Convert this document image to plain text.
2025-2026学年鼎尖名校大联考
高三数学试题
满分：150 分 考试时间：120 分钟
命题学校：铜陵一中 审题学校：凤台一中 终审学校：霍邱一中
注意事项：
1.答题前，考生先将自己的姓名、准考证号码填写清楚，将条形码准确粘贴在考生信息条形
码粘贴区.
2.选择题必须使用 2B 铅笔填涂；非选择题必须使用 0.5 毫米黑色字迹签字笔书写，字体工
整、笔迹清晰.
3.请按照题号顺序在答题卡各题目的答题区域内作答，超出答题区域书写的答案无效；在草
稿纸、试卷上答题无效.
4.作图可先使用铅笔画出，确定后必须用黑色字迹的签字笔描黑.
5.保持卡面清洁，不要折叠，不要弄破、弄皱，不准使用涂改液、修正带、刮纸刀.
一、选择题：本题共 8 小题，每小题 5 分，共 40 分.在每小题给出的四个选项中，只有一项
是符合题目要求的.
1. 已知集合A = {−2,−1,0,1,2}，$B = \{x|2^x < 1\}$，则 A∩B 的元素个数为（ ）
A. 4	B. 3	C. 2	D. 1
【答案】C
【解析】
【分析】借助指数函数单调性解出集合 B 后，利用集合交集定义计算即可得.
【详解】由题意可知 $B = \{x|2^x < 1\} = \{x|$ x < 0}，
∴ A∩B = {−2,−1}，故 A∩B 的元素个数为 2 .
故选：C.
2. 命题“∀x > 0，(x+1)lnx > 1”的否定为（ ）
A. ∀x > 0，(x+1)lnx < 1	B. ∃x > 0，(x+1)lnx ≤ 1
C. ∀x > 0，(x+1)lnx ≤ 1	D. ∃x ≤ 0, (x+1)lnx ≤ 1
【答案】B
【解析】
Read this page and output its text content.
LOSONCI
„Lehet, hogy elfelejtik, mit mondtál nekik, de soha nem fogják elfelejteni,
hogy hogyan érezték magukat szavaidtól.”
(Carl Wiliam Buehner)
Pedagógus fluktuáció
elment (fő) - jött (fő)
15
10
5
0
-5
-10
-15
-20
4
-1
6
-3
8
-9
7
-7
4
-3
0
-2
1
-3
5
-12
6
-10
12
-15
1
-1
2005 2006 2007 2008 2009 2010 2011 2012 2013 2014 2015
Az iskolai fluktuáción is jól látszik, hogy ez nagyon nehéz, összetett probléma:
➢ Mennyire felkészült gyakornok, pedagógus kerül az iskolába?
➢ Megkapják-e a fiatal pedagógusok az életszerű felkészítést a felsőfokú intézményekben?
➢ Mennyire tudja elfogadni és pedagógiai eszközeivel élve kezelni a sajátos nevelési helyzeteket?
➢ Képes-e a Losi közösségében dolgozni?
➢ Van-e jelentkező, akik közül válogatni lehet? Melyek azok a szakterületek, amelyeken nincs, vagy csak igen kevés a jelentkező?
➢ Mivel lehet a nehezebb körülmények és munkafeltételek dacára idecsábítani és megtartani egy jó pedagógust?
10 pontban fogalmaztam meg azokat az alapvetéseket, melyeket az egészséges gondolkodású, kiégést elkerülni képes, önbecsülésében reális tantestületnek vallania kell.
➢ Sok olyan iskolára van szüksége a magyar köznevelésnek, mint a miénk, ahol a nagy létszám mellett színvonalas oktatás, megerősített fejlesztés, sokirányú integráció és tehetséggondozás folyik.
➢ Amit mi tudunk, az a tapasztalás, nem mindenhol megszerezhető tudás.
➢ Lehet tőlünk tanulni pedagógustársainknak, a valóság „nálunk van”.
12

==*==

YOUR TASK: Give the complete listing a second time, exactly as it reads.

RESPONSE FOR THIS EXERCISE:
Convert this document image to plain text.
2025-2026学年鼎尖名校大联考
高三数学试题
满分：150 分 考试时间：120 分钟
命题学校：铜陵一中 审题学校：凤台一中 终审学校：霍邱一中
注意事项：
1.答题前，考生先将自己的姓名、准考证号码填写清楚，将条形码准确粘贴在考生信息条形
码粘贴区.
2.选择题必须使用 2B 铅笔填涂；非选择题必须使用 0.5 毫米黑色字迹签字笔书写，字体工
整、笔迹清晰.
3.请按照题号顺序在答题卡各题目的答题区域内作答，超出答题区域书写的答案无效；在草
稿纸、试卷上答题无效.
4.作图可先使用铅笔画出，确定后必须用黑色字迹的签字笔描黑.
5.保持卡面清洁，不要折叠，不要弄破、弄皱，不准使用涂改液、修正带、刮纸刀.
一、选择题：本题共 8 小题，每小题 5 分，共 40 分.在每小题给出的四个选项中，只有一项
是符合题目要求的.
1. 已知集合A = {−2,−1,0,1,2}，$B = \{x|2^x < 1\}$，则 A∩B 的元素个数为（ ）
A. 4	B. 3	C. 2	D. 1
【答案】C
【解析】
【分析】借助指数函数单调性解出集合 B 后，利用集合交集定义计算即可得.
【详解】由题意可知 $B = \{x|2^x < 1\} = \{x|$ x < 0}，
∴ A∩B = {−2,−1}，故 A∩B 的元素个数为 2 .
故选：C.
2. 命题“∀x > 0，(x+1)lnx > 1”的否定为（ ）
A. ∀x > 0，(x+1)lnx < 1	B. ∃x > 0，(x+1)lnx ≤ 1
C. ∀x > 0，(x+1)lnx ≤ 1	D. ∃x ≤ 0, (x+1)lnx ≤ 1
【答案】B
【解析】
Read this page and output its text content.
LOSONCI
„Lehet, hogy elfelejtik, mit mondtál nekik, de soha nem fogják elfelejteni,
hogy hogyan érezték magukat szavaidtól.”
(Carl Wiliam Buehner)
Pedagógus fluktuáció
elment (fő) - jött (fő)
15
10
5
0
-5
-10
-15
-20
4
-1
6
-3
8
-9
7
-7
4
-3
0
-2
1
-3
5
-12
6
-10
12
-15
1
-1
2005 2006 2007 2008 2009 2010 2011 2012 2013 2014 2015
Az iskolai fluktuáción is jól látszik, hogy ez nagyon nehéz, összetett probléma:
➢ Mennyire felkészült gyakornok, pedagógus kerül az iskolába?
➢ Megkapják-e a fiatal pedagógusok az életszerű felkészítést a felsőfokú intézményekben?
➢ Mennyire tudja elfogadni és pedagógiai eszközeivel élve kezelni a sajátos nevelési helyzeteket?
➢ Képes-e a Losi közösségében dolgozni?
➢ Van-e jelentkező, akik közül válogatni lehet? Melyek azok a szakterületek, amelyeken nincs, vagy csak igen kevés a jelentkező?
➢ Mivel lehet a nehezebb körülmények és munkafeltételek dacára idecsábítani és megtartani egy jó pedagógust?
10 pontban fogalmaztam meg azokat az alapvetéseket, melyeket az egészséges gondolkodású, kiégést elkerülni képes, önbecsülésében reális tantestületnek vallania kell.
➢ Sok olyan iskolára van szüksége a magyar köznevelésnek, mint a miénk, ahol a nagy létszám mellett színvonalas oktatás, megerősített fejlesztés, sokirányú integráció és tehetséggondozás folyik.
➢ Amit mi tudunk, az a tapasztalás, nem mindenhol megszerezhető tudás.
➢ Lehet tőlünk tanulni pedagógustársainknak, a valóság „nálunk van”.
12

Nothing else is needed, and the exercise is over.